• **Problem description**
Examine the records and identify each line that includes the string "weighted". Copy those lines.

>> Begin

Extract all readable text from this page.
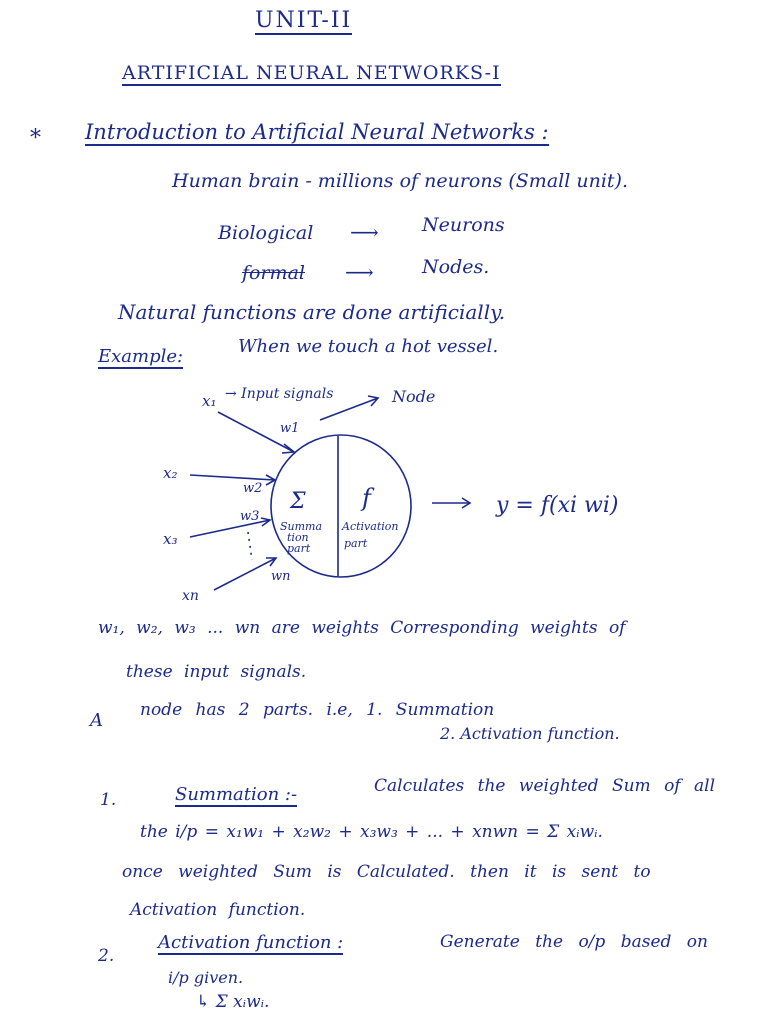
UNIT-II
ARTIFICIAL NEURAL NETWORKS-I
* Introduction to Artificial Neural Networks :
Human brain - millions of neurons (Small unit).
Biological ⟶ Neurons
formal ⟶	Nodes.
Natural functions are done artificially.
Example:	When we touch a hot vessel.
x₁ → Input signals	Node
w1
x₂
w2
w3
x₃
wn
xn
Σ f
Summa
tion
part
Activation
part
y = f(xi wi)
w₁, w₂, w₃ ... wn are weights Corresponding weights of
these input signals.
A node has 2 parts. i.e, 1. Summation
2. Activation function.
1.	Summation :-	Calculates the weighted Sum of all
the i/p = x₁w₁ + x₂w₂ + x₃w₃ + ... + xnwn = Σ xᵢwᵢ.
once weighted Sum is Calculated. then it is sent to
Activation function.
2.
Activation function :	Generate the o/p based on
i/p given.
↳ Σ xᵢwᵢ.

>> End
>> Begin

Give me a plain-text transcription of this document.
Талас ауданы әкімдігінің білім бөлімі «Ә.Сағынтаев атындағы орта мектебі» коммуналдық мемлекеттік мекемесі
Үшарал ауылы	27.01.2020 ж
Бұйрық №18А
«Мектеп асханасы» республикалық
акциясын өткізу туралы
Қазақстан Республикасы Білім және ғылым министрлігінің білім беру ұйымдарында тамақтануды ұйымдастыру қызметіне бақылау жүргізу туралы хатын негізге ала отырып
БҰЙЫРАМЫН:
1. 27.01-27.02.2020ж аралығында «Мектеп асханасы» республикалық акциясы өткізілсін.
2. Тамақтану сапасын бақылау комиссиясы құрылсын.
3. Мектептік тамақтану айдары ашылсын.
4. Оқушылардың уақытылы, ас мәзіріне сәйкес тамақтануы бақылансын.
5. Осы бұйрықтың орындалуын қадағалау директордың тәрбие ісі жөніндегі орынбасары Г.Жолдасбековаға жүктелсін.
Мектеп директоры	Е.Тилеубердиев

>> End

• **Result for this task**
1.	Summation :-	Calculates the weighted Sum of all
once weighted Sum is Calculated. then it is sent to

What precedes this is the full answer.